── Data provided

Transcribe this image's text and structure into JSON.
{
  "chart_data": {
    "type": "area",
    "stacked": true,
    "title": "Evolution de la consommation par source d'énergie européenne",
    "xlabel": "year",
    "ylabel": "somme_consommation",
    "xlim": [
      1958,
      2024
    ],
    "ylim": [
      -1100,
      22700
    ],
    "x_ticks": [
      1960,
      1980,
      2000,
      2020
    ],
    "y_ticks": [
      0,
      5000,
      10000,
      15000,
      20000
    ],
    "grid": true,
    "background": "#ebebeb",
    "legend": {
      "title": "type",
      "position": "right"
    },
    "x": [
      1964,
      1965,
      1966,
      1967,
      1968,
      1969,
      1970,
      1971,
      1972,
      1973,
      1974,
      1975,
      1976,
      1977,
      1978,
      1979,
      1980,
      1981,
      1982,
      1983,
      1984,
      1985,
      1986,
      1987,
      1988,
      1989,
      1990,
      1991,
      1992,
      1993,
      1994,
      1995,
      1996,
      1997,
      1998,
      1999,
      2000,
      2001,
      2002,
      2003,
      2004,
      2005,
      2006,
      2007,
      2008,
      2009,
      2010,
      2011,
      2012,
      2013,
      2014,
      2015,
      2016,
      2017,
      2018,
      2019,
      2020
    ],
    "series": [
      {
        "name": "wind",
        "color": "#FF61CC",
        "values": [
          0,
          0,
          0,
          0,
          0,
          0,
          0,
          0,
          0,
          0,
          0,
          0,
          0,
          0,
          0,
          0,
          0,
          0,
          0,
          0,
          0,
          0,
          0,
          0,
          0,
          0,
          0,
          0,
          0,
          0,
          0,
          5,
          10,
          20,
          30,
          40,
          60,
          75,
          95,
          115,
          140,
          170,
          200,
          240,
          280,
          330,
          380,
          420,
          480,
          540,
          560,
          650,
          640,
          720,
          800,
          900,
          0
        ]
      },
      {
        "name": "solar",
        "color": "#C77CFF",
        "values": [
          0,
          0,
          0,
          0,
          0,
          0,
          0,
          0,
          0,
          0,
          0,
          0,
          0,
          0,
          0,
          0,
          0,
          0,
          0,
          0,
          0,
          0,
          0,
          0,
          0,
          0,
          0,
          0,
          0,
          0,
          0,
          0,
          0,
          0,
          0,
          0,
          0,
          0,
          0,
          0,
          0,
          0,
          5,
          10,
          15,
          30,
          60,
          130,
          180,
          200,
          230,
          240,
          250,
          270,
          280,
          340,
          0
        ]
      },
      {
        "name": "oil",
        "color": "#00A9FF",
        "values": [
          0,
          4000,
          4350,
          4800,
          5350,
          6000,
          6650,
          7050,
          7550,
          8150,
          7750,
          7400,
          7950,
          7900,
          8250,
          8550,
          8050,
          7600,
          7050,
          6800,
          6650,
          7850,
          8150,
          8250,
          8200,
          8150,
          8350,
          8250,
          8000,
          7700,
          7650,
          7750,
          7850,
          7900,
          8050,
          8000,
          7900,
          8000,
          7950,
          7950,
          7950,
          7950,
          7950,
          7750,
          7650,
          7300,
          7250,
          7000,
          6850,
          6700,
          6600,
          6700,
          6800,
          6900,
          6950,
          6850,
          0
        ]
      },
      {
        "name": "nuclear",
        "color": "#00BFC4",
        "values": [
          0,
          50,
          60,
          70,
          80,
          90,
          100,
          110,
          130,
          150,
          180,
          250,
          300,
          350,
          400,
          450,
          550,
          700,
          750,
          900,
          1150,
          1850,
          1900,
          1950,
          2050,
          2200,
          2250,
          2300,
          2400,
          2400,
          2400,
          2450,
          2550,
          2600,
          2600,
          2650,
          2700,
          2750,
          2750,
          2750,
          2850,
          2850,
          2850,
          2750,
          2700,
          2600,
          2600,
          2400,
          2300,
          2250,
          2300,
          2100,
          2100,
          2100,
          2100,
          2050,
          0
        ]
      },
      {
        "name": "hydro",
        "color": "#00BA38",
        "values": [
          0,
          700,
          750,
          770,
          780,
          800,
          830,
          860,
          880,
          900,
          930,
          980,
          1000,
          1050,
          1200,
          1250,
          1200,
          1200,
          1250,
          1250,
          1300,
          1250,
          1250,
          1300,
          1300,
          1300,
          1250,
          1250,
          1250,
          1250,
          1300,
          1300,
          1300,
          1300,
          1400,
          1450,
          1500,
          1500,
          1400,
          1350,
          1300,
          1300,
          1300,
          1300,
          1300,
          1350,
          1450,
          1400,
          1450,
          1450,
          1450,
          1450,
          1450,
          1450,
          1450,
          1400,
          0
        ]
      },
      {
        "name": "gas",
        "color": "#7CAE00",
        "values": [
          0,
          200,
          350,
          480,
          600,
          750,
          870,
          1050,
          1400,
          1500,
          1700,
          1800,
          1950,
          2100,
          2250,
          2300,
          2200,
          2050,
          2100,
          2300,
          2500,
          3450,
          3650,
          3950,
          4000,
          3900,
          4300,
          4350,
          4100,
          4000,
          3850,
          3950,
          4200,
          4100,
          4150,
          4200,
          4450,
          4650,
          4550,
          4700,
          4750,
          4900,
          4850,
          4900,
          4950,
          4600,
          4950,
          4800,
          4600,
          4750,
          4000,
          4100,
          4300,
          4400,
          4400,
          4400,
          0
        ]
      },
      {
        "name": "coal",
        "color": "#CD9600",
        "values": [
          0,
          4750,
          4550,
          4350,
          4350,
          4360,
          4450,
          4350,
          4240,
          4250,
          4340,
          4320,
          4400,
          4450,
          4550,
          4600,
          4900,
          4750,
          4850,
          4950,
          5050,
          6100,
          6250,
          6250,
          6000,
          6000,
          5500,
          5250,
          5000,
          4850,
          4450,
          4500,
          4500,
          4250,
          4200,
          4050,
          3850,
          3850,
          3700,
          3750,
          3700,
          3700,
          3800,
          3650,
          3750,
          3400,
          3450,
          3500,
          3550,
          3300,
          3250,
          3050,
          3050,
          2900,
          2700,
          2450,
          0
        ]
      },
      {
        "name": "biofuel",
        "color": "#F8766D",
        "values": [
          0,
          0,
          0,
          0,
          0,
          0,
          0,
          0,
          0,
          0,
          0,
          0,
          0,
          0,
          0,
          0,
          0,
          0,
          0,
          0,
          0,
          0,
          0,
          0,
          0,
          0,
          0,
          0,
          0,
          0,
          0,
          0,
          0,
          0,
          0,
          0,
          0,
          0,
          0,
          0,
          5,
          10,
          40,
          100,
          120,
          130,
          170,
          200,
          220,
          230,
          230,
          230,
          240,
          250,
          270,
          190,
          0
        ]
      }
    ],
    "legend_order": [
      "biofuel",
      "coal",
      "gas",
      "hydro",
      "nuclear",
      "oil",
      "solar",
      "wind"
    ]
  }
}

────

### Stated task
Using the data above, reproduce every line exactly.

### Response to the task
Transcribe this image's text and structure into JSON.
{
  "chart_data": {
    "type": "area",
    "stacked": true,
    "title": "Evolution de la consommation par source d'énergie européenne",
    "xlabel": "year",
    "ylabel": "somme_consommation",
    "xlim": [
      1958,
      2024
    ],
    "ylim": [
      -1100,
      22700
    ],
    "x_ticks": [
      1960,
      1980,
      2000,
      2020
    ],
    "y_ticks": [
      0,
      5000,
      10000,
      15000,
      20000
    ],
    "grid": true,
    "background": "#ebebeb",
    "legend": {
      "title": "type",
      "position": "right"
    },
    "x": [
      1964,
      1965,
      1966,
      1967,
      1968,
      1969,
      1970,
      1971,
      1972,
      1973,
      1974,
      1975,
      1976,
      1977,
      1978,
      1979,
      1980,
      1981,
      1982,
      1983,
      1984,
      1985,
      1986,
      1987,
      1988,
      1989,
      1990,
      1991,
      1992,
      1993,
      1994,
      1995,
      1996,
      1997,
      1998,
      1999,
      2000,
      2001,
      2002,
      2003,
      2004,
      2005,
      2006,
      2007,
      2008,
      2009,
      2010,
      2011,
      2012,
      2013,
      2014,
      2015,
      2016,
      2017,
      2018,
      2019,
      2020
    ],
    "series": [
      {
        "name": "wind",
        "color": "#FF61CC",
        "values": [
          0,
          0,
          0,
          0,
          0,
          0,
          0,
          0,
          0,
          0,
          0,
          0,
          0,
          0,
          0,
          0,
          0,
          0,
          0,
          0,
          0,
          0,
          0,
          0,
          0,
          0,
          0,
          0,
          0,
          0,
          0,
          5,
          10,
          20,
          30,
          40,
          60,
          75,
          95,
          115,
          140,
          170,
          200,
          240,
          280,
          330,
          380,
          420,
          480,
          540,
          560,
          650,
          640,
          720,
          800,
          900,
          0
        ]
      },
      {
        "name": "solar",
        "color": "#C77CFF",
        "values": [
          0,
          0,
          0,
          0,
          0,
          0,
          0,
          0,
          0,
          0,
          0,
          0,
          0,
          0,
          0,
          0,
          0,
          0,
          0,
          0,
          0,
          0,
          0,
          0,
          0,
          0,
          0,
          0,
          0,
          0,
          0,
          0,
          0,
          0,
          0,
          0,
          0,
          0,
          0,
          0,
          0,
          0,
          5,
          10,
          15,
          30,
          60,
          130,
          180,
          200,
          230,
          240,
          250,
          270,
          280,
          340,
          0
        ]
      },
      {
        "name": "oil",
        "color": "#00A9FF",
        "values": [
          0,
          4000,
          4350,
          4800,
          5350,
          6000,
          6650,
          7050,
          7550,
          8150,
          7750,
          7400,
          7950,
          7900,
          8250,
          8550,
          8050,
          7600,
          7050,
          6800,
          6650,
          7850,
          8150,
          8250,
          8200,
          8150,
          8350,
          8250,
          8000,
          7700,
          7650,
          7750,
          7850,
          7900,
          8050,
          8000,
          7900,
          8000,
          7950,
          7950,
          7950,
          7950,
          7950,
          7750,
          7650,
          7300,
          7250,
          7000,
          6850,
          6700,
          6600,
          6700,
          6800,
          6900,
          6950,
          6850,
          0
        ]
      },
      {
        "name": "nuclear",
        "color": "#00BFC4",
        "values": [
          0,
          50,
          60,
          70,
          80,
          90,
          100,
          110,
          130,
          150,
          180,
          250,
          300,
          350,
          400,
          450,
          550,
          700,
          750,
          900,
          1150,
          1850,
          1900,
          1950,
          2050,
          2200,
          2250,
          2300,
          2400,
          2400,
          2400,
          2450,
          2550,
          2600,
          2600,
          2650,
          2700,
          2750,
          2750,
          2750,
          2850,
          2850,
          2850,
          2750,
          2700,
          2600,
          2600,
          2400,
          2300,
          2250,
          2300,
          2100,
          2100,
          2100,
          2100,
          2050,
          0
        ]
      },
      {
        "name": "hydro",
        "color": "#00BA38",
        "values": [
          0,
          700,
          750,
          770,
          780,
          800,
          830,
          860,
          880,
          900,
          930,
          980,
          1000,
          1050,
          1200,
          1250,
          1200,
          1200,
          1250,
          1250,
          1300,
          1250,
          1250,
          1300,
          1300,
          1300,
          1250,
          1250,
          1250,
          1250,
          1300,
          1300,
          1300,
          1300,
          1400,
          1450,
          1500,
          1500,
          1400,
          1350,
          1300,
          1300,
          1300,
          1300,
          1300,
          1350,
          1450,
          1400,
          1450,
          1450,
          1450,
          1450,
          1450,
          1450,
          1450,
          1400,
          0
        ]
      },
      {
        "name": "gas",
        "color": "#7CAE00",
        "values": [
          0,
          200,
          350,
          480,
          600,
          750,
          870,
          1050,
          1400,
          1500,
          1700,
          1800,
          1950,
          2100,
          2250,
          2300,
          2200,
          2050,
          2100,
          2300,
          2500,
          3450,
          3650,
          3950,
          4000,
          3900,
          4300,
          4350,
          4100,
          4000,
          3850,
          3950,
          4200,
          4100,
          4150,
          4200,
          4450,
          4650,
          4550,
          4700,
          4750,
          4900,
          4850,
          4900,
          4950,
          4600,
          4950,
          4800,
          4600,
          4750,
          4000,
          4100,
          4300,
          4400,
          4400,
          4400,
          0
        ]
      },
      {
        "name": "coal",
        "color": "#CD9600",
        "values": [
          0,
          4750,
          4550,
          4350,
          4350,
          4360,
          4450,
          4350,
          4240,
          4250,
          4340,
          4320,
          4400,
          4450,
          4550,
          4600,
          4900,
          4750,
          4850,
          4950,
          5050,
          6100,
          6250,
          6250,
          6000,
          6000,
          5500,
          5250,
          5000,
          4850,
          4450,
          4500,
          4500,
          4250,
          4200,
          4050,
          3850,
          3850,
          3700,
          3750,
          3700,
          3700,
          3800,
          3650,
          3750,
          3400,
          3450,
          3500,
          3550,
          3300,
          3250,
          3050,
          3050,
          2900,
          2700,
          2450,
          0
        ]
      },
      {
        "name": "biofuel",
        "color": "#F8766D",
        "values": [
          0,
          0,
          0,
          0,
          0,
          0,
          0,
          0,
          0,
          0,
          0,
          0,
          0,
          0,
          0,
          0,
          0,
          0,
          0,
          0,
          0,
          0,
          0,
          0,
          0,
          0,
          0,
          0,
          0,
          0,
          0,
          0,
          0,
          0,
          0,
          0,
          0,
          0,
          0,
          0,
          5,
          10,
          40,
          100,
          120,
          130,
          170,
          200,
          220,
          230,
          230,
          230,
          240,
          250,
          270,
          190,
          0
        ]
      }
    ],
    "legend_order": [
      "biofuel",
      "coal",
      "gas",
      "hydro",
      "nuclear",
      "oil",
      "solar",
      "wind"
    ]
  }
}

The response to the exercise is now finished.